- Directions
Output only the count of lines that contain "قضاء".

======== Dataset records ========

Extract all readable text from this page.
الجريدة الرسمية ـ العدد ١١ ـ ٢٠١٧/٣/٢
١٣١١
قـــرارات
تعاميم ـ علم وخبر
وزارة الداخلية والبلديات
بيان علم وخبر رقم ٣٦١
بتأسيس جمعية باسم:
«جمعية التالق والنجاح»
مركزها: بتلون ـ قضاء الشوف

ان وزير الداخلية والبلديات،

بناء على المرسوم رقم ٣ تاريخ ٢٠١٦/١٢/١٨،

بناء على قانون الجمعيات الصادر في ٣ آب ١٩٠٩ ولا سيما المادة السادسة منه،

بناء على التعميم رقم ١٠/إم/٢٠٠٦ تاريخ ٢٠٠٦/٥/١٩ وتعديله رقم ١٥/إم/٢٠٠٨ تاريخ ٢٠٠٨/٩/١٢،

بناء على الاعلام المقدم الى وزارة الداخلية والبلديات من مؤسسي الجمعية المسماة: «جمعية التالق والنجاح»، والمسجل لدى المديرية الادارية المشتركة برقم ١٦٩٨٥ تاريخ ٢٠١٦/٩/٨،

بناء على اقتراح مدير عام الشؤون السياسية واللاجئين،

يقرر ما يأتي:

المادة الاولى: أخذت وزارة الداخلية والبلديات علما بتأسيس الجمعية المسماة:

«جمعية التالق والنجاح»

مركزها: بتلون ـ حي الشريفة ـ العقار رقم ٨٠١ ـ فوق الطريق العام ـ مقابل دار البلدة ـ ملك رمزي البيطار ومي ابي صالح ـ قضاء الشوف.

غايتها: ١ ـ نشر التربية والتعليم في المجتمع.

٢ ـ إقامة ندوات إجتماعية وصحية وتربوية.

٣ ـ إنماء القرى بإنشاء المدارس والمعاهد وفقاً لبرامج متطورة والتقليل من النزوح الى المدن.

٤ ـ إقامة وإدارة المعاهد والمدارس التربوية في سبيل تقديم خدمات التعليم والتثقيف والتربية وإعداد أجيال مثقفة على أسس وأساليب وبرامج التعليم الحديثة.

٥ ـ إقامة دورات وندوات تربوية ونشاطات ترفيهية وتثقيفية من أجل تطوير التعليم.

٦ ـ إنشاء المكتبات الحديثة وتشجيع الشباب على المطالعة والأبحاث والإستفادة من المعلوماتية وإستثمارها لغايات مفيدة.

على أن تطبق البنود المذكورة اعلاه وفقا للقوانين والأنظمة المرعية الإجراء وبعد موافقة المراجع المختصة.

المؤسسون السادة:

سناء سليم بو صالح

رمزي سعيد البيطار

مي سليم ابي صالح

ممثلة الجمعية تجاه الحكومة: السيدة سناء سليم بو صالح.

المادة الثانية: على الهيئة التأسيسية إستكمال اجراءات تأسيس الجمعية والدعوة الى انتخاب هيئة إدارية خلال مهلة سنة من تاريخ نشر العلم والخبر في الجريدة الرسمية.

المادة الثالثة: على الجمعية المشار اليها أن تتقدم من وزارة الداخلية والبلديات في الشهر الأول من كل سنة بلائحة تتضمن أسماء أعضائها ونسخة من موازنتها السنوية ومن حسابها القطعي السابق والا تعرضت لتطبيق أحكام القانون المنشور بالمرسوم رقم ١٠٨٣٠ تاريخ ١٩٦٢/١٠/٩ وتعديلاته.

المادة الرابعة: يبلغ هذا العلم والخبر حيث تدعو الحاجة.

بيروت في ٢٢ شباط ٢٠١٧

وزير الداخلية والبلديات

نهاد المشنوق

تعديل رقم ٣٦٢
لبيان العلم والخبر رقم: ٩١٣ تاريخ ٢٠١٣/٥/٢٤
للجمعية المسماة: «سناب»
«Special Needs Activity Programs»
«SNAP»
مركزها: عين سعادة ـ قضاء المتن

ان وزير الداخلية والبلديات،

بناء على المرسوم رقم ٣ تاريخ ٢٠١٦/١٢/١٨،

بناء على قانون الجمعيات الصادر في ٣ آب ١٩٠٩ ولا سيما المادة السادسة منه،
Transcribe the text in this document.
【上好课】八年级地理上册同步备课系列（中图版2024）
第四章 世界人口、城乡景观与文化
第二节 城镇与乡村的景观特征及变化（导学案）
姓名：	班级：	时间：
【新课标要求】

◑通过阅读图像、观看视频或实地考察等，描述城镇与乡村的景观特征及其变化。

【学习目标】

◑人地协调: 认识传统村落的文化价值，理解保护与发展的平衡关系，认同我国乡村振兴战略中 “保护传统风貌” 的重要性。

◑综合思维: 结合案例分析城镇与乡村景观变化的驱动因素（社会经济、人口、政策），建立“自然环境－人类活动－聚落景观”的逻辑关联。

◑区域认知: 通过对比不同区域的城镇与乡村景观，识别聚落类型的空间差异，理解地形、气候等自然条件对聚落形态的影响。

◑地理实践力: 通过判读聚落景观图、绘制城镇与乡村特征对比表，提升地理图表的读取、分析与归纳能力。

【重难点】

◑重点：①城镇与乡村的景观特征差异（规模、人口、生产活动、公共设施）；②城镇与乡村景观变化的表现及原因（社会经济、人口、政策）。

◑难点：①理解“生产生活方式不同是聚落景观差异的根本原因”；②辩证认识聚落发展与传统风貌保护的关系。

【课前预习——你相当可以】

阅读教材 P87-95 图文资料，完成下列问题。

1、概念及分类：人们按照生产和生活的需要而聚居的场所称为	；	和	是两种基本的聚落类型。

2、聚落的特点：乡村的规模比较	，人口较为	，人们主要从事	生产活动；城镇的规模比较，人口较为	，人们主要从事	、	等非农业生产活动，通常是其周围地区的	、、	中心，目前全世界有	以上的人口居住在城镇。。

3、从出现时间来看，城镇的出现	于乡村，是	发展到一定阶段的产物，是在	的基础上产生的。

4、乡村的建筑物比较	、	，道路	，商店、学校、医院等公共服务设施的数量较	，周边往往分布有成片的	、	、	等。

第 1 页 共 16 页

========

- Written answer
3